Chart and figure data:
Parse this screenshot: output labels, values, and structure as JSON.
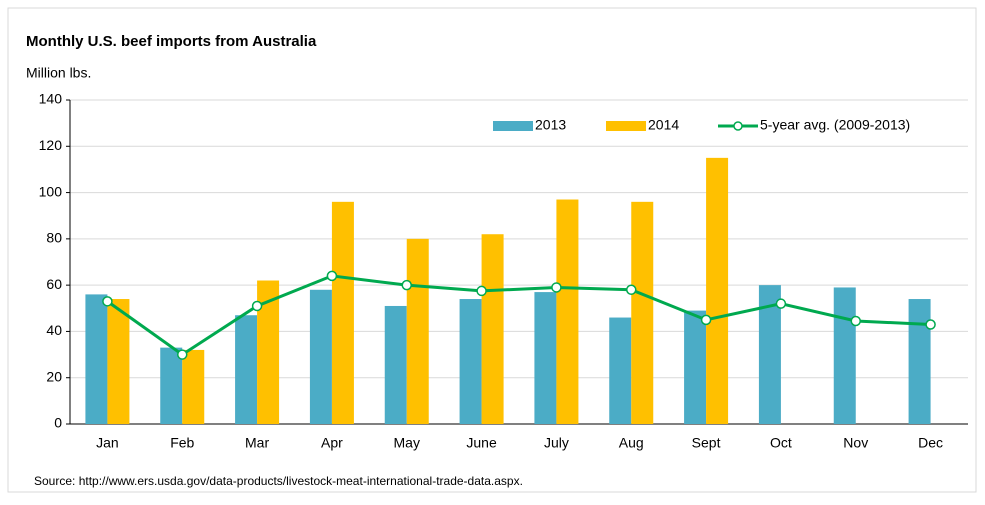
{
  "chart_data": {
    "type": "bar_line",
    "title": "Monthly U.S. beef imports from Australia",
    "y_label": "Million lbs.",
    "source": "Source: http://www.ers.usda.gov/data-products/livestock-meat-international-trade-data.aspx.",
    "categories": [
      "Jan",
      "Feb",
      "Mar",
      "Apr",
      "May",
      "June",
      "July",
      "Aug",
      "Sept",
      "Oct",
      "Nov",
      "Dec"
    ],
    "series": [
      {
        "name": "2013",
        "color": "#4bacc6",
        "type": "bar",
        "values": [
          56,
          33,
          47,
          58,
          51,
          54,
          57,
          46,
          49,
          60,
          59,
          54
        ]
      },
      {
        "name": "2014",
        "color": "#ffc000",
        "type": "bar",
        "values": [
          54,
          32,
          62,
          96,
          80,
          82,
          97,
          96,
          115,
          null,
          null,
          null
        ]
      },
      {
        "name": "5-year avg. (2009-2013)",
        "color": "#00a94f",
        "type": "line",
        "values": [
          53,
          30,
          51,
          64,
          60,
          57.5,
          59,
          58,
          45,
          52,
          44.5,
          43
        ]
      }
    ],
    "ylim": [
      0,
      140
    ],
    "yticks": [
      0,
      20,
      40,
      60,
      80,
      100,
      120,
      140
    ],
    "grid": true,
    "legend": "top-right"
  }
}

_Exercise description_: Select and copy every line of the listing with the word "type".

_Solution to this exercise_:
    "type": "bar_line",
        "type": "bar",
        "type": "bar",
        "type": "line",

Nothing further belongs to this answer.